### 本文抜粋 ###
「PLC」とは、Power Line Communicationsの略で、日本語では「高速電力線通信」と呼ばれている通信方式で、電力を送信している電力線を利用して、ネットワーク通信を実現するというものだ。電力線には50Hzまたは60Hzの電気が流れているが、そこに高周波の通信信号を付加して流すことによって実現している。音声信号と高周波のデータ信号を同時に送信することで実現している、電話回線を利用したADSLと似た原理のものと考えていいかもしれない。
当初PLCは、通信業者から家庭までの間、いわゆる”ラストワンマイル”に相当する部分でのデータ通信に利用するために開発されてきたものだ。ただ、電力線はもともと高周波のデータを送信することが想定されておらず、PLCによる高周波のデータ信号を送信することによって電力線から電磁波などのノイズが発生し、無線通信機器へ大きな影響を与えるという懸念から、なかなか実用化されずにいた。実際、今回国内で実用化されたPLCも、室内利用のみに限定されている。とはいえ、大きな魅力を持つシステムであることは間違いない。
一般的に、当初から全域を対象にLAN構築を考慮してLANケーブルを各部屋に敷設している家は非常に少ない。そういった家では、部屋をまたいでLANケーブルを敷設し、家庭内LANを構築するというのは非常に面倒となる。しかし、PLCを利用すれば、すでに家の全域に敷設されている電力線を利用したデータ通信が可能となるため、非常に手軽に家庭内LAN環境を構築できる。しかも、今回利用した松下電器産業のPLCアダプタ「BL-PA100」では、理論値で最大190Mbps、実効速度もUDPで80Mbps、TCPで55Mbpsと、無線LANと比較してもかなり高速なデータ通信速度が実現されている。こういった利点から、簡単に家庭内LANを構築できる有効な手段として注目を集めているわけだ。
###
_設問:_
[1] 本文抜粋によれば、今回国内で実用化されたPLCの利用範囲はどこに限定されているか。
[2] 本文抜粋のうち、「当初PLCは、通信業者から家」から「テムであることは間違いない。」までの範囲を、両端の語句を含めて原文のまま出力せよ。
### 提供データ ###
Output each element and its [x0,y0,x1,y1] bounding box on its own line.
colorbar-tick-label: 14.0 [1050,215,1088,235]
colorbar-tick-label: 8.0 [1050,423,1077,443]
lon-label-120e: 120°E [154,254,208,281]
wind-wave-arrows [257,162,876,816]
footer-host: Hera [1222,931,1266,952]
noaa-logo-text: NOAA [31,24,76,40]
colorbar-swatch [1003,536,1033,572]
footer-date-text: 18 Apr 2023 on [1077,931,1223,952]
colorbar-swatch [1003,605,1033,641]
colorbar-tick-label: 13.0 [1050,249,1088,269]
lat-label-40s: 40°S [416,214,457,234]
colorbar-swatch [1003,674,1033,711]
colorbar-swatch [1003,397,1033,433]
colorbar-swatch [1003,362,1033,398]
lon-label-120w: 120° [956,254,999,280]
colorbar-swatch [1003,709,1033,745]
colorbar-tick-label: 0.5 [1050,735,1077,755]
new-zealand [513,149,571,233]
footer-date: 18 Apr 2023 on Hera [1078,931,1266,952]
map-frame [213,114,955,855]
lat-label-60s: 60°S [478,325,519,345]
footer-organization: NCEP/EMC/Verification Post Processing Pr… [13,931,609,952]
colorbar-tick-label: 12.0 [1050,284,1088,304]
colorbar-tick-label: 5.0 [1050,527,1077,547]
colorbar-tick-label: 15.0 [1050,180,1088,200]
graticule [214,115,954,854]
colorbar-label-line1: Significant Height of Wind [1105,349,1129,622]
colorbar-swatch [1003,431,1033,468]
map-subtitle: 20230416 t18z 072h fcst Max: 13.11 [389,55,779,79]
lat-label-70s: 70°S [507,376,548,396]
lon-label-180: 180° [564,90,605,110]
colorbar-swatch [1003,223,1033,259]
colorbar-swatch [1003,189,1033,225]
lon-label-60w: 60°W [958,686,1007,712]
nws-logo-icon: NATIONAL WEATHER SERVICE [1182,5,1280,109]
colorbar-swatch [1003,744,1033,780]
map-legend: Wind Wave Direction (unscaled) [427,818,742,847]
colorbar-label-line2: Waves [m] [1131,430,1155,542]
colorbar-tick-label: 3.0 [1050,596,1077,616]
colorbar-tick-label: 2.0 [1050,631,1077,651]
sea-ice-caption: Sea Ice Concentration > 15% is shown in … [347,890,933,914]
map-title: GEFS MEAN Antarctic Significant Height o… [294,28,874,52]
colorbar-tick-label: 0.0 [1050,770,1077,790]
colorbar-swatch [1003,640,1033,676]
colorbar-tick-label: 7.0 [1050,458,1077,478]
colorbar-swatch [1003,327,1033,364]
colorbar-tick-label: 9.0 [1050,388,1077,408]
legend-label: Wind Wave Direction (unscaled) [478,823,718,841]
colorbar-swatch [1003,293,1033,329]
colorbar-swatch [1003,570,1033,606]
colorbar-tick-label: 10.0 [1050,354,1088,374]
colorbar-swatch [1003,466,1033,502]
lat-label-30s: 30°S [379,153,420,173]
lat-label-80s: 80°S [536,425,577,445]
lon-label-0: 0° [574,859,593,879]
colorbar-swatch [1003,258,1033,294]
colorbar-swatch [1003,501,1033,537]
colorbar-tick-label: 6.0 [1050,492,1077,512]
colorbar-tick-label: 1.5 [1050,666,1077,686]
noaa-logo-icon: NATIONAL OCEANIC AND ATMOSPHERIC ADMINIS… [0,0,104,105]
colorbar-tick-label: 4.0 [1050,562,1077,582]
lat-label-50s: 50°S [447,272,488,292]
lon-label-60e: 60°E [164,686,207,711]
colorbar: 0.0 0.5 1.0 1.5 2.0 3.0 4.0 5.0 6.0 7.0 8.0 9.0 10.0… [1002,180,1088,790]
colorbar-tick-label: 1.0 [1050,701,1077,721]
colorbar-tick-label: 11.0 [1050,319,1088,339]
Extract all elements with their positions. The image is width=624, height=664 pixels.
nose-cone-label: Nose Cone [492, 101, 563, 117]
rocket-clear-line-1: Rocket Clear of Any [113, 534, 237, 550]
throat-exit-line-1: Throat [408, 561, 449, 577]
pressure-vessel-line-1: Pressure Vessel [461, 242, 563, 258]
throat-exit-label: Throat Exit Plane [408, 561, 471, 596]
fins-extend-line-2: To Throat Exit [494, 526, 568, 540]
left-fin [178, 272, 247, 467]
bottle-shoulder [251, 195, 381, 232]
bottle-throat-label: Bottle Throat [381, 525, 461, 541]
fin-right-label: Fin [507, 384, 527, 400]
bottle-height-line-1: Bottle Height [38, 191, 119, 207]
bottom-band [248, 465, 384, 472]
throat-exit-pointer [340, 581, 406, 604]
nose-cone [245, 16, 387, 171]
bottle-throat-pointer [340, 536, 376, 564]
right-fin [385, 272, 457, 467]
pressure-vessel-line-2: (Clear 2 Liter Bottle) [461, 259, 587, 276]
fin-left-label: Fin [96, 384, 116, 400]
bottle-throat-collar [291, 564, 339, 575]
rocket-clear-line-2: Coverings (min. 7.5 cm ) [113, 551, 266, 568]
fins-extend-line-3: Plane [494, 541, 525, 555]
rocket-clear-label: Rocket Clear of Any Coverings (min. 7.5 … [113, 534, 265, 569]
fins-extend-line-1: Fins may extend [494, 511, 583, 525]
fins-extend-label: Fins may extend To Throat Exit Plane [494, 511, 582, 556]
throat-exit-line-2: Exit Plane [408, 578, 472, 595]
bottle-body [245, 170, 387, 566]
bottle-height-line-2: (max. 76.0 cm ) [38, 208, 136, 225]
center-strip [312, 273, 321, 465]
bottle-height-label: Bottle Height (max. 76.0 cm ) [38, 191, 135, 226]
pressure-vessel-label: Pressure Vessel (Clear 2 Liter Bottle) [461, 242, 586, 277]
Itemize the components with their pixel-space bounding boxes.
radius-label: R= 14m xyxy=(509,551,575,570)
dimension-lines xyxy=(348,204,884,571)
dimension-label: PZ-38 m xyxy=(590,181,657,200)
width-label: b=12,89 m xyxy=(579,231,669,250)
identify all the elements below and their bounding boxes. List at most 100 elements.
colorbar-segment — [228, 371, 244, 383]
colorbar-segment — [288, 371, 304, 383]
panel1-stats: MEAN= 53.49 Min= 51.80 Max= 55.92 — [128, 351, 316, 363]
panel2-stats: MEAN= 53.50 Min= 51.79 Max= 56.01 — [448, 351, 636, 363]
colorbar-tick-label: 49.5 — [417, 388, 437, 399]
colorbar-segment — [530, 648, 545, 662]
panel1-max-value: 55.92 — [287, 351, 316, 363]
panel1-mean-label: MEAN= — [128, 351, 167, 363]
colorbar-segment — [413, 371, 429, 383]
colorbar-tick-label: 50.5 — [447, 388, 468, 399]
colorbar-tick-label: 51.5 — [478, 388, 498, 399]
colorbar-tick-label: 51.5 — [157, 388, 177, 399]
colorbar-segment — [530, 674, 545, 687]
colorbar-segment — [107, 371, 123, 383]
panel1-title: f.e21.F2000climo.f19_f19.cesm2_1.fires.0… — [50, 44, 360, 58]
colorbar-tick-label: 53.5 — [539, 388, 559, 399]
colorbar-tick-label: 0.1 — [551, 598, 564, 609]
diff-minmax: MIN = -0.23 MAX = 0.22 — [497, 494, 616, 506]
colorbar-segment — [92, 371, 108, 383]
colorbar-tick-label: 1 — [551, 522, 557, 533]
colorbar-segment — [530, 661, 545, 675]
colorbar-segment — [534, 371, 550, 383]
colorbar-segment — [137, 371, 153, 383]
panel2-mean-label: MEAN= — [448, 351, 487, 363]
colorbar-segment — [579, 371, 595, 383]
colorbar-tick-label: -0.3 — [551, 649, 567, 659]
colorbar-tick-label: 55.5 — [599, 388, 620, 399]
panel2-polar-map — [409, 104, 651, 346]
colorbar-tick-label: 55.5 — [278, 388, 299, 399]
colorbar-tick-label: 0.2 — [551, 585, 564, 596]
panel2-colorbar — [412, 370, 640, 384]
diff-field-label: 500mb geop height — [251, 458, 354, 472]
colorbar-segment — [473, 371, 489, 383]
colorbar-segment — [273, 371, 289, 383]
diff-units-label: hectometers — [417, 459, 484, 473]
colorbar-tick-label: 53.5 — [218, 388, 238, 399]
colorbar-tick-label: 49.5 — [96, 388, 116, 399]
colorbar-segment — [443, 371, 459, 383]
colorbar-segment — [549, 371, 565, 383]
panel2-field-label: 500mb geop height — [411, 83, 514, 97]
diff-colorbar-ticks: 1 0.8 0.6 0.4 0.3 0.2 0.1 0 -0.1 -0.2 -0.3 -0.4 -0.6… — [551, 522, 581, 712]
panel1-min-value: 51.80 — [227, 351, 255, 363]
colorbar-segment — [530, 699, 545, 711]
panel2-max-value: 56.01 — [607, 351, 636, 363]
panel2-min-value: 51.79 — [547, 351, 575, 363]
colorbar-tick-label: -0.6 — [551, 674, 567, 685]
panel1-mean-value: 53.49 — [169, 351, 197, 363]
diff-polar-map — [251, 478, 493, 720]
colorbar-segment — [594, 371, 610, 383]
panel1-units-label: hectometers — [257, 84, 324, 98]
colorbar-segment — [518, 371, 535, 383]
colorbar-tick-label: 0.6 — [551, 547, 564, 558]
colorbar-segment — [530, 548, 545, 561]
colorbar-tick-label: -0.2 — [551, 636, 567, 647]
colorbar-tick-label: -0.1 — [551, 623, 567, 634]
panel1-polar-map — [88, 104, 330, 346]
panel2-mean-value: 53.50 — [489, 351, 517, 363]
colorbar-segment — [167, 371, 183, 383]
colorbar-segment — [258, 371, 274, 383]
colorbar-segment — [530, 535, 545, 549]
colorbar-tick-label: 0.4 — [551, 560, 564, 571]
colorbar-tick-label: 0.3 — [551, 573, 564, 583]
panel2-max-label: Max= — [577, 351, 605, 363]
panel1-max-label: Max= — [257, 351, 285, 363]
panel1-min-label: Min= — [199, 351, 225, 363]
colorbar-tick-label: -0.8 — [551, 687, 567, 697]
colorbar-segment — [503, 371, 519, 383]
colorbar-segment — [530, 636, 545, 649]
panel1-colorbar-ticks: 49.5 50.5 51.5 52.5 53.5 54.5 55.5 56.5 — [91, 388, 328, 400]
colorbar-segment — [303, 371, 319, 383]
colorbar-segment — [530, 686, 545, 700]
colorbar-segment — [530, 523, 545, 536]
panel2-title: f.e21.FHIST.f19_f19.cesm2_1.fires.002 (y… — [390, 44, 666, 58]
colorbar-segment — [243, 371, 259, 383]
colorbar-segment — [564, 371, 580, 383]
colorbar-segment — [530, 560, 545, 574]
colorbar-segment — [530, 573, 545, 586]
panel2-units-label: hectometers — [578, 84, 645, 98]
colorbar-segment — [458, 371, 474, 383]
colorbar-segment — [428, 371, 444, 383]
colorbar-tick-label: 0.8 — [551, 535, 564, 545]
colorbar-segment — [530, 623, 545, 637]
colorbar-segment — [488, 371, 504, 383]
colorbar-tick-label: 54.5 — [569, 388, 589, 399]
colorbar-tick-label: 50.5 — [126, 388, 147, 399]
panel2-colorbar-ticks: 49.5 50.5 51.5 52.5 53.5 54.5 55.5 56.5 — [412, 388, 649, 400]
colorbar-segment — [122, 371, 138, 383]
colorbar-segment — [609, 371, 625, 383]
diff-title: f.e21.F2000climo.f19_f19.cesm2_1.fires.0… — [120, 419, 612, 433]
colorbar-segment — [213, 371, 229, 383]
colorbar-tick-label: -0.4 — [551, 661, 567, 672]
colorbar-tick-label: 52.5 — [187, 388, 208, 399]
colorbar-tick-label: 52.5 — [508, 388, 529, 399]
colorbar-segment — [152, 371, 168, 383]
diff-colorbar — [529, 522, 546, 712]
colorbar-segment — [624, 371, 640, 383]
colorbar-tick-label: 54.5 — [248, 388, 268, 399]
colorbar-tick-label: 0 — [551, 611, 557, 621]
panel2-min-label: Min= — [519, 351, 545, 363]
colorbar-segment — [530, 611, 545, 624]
###
_解答例:_
[1] 室内利用のみに限定されている。

[2]
当初PLCは、通信業者から家庭までの間、いわゆる”ラストワンマイル”に相当する部分でのデータ通信に利用するために開発されてきたものだ。ただ、電力線はもともと高周波のデータを送信することが想定されておらず、PLCによる高周波のデータ信号を送信することによって電力線から電磁波などのノイズが発生し、無線通信機器へ大きな影響を与えるという懸念から、なかなか実用化されずにいた。実際、今回国内で実用化されたPLCも、室内利用のみに限定されている。とはいえ、大きな魅力を持つシステムであることは間違いない。